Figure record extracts
— start —
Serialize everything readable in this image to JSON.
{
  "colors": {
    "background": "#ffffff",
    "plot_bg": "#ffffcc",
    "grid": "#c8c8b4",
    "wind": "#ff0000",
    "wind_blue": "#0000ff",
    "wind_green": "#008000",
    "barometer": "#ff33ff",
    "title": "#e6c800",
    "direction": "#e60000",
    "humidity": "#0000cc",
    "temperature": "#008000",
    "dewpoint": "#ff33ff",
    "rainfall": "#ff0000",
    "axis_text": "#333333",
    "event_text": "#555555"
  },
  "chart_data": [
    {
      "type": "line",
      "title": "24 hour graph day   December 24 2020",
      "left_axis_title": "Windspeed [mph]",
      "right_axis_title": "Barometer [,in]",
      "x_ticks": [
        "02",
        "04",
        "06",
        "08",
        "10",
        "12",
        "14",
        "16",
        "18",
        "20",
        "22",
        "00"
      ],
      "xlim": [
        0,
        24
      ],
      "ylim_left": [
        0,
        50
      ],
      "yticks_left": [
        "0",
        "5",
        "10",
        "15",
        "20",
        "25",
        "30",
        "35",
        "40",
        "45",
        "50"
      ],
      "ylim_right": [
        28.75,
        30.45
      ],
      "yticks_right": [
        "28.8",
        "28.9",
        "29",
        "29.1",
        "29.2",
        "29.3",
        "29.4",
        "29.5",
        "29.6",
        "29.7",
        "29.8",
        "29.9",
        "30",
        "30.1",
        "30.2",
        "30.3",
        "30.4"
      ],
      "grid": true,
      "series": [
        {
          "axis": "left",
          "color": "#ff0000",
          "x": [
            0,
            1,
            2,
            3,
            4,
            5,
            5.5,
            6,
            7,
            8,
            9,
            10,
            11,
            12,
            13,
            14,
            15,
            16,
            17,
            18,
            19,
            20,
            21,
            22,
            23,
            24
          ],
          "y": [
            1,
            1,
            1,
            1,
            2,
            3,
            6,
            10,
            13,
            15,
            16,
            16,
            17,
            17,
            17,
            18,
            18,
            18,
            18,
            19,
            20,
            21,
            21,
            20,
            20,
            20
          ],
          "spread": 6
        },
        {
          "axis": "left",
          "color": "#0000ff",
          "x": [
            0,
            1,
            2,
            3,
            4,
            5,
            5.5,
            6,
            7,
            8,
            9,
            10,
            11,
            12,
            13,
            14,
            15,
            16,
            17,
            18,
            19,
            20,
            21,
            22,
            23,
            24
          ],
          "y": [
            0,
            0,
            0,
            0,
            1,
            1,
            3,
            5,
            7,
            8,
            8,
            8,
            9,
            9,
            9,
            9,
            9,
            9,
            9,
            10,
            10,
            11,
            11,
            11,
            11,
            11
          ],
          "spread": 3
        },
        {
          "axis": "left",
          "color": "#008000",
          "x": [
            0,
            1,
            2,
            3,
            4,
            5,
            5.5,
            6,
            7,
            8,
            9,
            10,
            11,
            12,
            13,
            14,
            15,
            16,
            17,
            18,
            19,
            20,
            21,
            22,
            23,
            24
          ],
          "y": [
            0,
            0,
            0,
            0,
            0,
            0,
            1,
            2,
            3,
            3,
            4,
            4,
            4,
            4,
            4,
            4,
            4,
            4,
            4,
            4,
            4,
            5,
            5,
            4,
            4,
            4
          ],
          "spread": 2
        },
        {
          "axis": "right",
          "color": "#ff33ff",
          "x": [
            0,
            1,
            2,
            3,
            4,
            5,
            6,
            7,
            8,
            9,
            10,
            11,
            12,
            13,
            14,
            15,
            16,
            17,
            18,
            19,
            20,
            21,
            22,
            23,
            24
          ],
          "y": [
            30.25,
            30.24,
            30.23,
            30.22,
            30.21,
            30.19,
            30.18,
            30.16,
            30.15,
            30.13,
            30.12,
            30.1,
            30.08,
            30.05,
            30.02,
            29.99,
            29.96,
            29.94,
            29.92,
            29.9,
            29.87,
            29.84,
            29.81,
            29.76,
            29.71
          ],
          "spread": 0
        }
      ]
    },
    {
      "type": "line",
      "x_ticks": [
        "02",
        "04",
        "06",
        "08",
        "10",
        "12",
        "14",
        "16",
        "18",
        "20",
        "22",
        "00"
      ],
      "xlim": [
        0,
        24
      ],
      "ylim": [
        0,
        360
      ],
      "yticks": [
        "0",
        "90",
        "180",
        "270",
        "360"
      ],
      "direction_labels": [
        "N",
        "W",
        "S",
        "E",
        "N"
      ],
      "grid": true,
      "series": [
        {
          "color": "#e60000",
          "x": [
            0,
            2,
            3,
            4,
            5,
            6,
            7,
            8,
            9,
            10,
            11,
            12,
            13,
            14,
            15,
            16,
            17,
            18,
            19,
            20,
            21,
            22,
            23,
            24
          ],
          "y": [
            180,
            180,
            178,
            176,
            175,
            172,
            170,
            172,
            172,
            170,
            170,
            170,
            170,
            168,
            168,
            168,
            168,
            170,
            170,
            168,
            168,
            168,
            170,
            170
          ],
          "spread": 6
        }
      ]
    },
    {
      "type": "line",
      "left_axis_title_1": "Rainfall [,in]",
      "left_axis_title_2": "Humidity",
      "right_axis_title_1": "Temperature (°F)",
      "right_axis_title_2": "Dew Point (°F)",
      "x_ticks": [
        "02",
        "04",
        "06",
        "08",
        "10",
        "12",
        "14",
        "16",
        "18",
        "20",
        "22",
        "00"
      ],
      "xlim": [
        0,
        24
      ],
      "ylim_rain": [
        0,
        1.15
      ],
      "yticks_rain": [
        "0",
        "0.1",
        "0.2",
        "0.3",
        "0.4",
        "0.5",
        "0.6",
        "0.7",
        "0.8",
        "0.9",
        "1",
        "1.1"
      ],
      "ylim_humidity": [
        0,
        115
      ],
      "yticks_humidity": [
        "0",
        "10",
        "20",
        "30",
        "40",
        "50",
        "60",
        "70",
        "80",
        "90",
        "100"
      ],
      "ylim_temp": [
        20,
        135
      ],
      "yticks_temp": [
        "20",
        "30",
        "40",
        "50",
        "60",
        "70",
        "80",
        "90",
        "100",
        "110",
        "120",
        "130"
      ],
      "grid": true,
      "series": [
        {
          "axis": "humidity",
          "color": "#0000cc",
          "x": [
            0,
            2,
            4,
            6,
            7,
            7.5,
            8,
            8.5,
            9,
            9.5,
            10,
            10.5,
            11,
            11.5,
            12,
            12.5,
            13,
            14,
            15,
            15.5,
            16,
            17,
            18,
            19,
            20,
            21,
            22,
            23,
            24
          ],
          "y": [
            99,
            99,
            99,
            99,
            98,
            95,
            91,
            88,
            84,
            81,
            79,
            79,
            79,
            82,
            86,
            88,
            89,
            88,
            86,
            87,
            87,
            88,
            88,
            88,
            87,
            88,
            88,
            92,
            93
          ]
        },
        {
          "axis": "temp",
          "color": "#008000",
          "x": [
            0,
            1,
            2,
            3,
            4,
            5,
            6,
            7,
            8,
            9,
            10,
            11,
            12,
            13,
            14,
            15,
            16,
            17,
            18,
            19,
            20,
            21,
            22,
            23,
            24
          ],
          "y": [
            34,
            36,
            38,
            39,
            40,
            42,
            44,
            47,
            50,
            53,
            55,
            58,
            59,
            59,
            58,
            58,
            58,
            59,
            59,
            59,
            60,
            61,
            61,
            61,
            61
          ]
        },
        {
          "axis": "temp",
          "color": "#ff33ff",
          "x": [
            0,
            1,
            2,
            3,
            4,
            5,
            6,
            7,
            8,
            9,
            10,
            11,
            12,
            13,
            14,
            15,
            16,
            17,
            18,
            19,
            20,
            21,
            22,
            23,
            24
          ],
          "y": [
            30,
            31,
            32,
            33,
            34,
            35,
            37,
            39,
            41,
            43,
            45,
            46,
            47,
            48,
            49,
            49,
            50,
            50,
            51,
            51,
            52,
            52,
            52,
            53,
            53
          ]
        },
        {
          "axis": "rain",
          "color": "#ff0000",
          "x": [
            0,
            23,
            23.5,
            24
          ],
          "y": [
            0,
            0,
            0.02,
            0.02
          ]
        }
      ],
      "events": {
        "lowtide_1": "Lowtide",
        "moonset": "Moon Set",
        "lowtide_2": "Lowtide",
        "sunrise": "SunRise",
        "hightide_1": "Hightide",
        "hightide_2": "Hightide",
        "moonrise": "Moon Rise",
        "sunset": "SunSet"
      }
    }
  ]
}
— end —
Among the entries above, identify all lines with "spread" and copy them.

Answer to the exercise:
          "spread": 6
          "spread": 3
          "spread": 2
          "spread": 0
          "spread": 6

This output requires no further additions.